Please quote the material exactly, every line of it.
══════════
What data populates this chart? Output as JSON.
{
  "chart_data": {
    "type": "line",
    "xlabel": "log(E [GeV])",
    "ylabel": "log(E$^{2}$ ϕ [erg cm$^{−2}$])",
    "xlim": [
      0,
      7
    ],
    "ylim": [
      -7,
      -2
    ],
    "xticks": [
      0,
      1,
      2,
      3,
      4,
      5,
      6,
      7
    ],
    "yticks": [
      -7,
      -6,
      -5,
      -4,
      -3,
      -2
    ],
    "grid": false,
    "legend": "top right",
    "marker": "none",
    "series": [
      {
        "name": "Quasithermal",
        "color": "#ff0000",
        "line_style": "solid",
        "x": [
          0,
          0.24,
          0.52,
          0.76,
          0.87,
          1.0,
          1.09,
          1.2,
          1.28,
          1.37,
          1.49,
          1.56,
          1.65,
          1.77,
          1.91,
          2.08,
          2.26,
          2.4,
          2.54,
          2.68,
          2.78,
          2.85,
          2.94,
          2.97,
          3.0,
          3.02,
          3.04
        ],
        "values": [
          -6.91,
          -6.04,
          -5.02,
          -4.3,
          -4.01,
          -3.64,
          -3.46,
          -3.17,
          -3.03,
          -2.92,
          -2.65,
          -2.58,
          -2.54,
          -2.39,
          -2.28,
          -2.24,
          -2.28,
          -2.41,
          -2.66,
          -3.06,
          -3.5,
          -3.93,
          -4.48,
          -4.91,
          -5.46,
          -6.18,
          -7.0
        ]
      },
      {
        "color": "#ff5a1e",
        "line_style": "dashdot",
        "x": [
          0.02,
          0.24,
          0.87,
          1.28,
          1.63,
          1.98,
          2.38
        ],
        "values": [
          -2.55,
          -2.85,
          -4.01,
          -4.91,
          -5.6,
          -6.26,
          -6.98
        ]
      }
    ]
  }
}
══════════
» **Answer**:
What data populates this chart? Output as JSON.
{
  "chart_data": {
    "type": "line",
    "xlabel": "log(E [GeV])",
    "ylabel": "log(E$^{2}$ ϕ [erg cm$^{−2}$])",
    "xlim": [
      0,
      7
    ],
    "ylim": [
      -7,
      -2
    ],
    "xticks": [
      0,
      1,
      2,
      3,
      4,
      5,
      6,
      7
    ],
    "yticks": [
      -7,
      -6,
      -5,
      -4,
      -3,
      -2
    ],
    "grid": false,
    "legend": "top right",
    "marker": "none",
    "series": [
      {
        "name": "Quasithermal",
        "color": "#ff0000",
        "line_style": "solid",
        "x": [
          0,
          0.24,
          0.52,
          0.76,
          0.87,
          1.0,
          1.09,
          1.2,
          1.28,
          1.37,
          1.49,
          1.56,
          1.65,
          1.77,
          1.91,
          2.08,
          2.26,
          2.4,
          2.54,
          2.68,
          2.78,
          2.85,
          2.94,
          2.97,
          3.0,
          3.02,
          3.04
        ],
        "values": [
          -6.91,
          -6.04,
          -5.02,
          -4.3,
          -4.01,
          -3.64,
          -3.46,
          -3.17,
          -3.03,
          -2.92,
          -2.65,
          -2.58,
          -2.54,
          -2.39,
          -2.28,
          -2.24,
          -2.28,
          -2.41,
          -2.66,
          -3.06,
          -3.5,
          -3.93,
          -4.48,
          -4.91,
          -5.46,
          -6.18,
          -7.0
        ]
      },
      {
        "color": "#ff5a1e",
        "line_style": "dashdot",
        "x": [
          0.02,
          0.24,
          0.87,
          1.28,
          1.63,
          1.98,
          2.38
        ],
        "values": [
          -2.55,
          -2.85,
          -4.01,
          -4.91,
          -5.6,
          -6.26,
          -6.98
        ]
      }
    ]
  }
}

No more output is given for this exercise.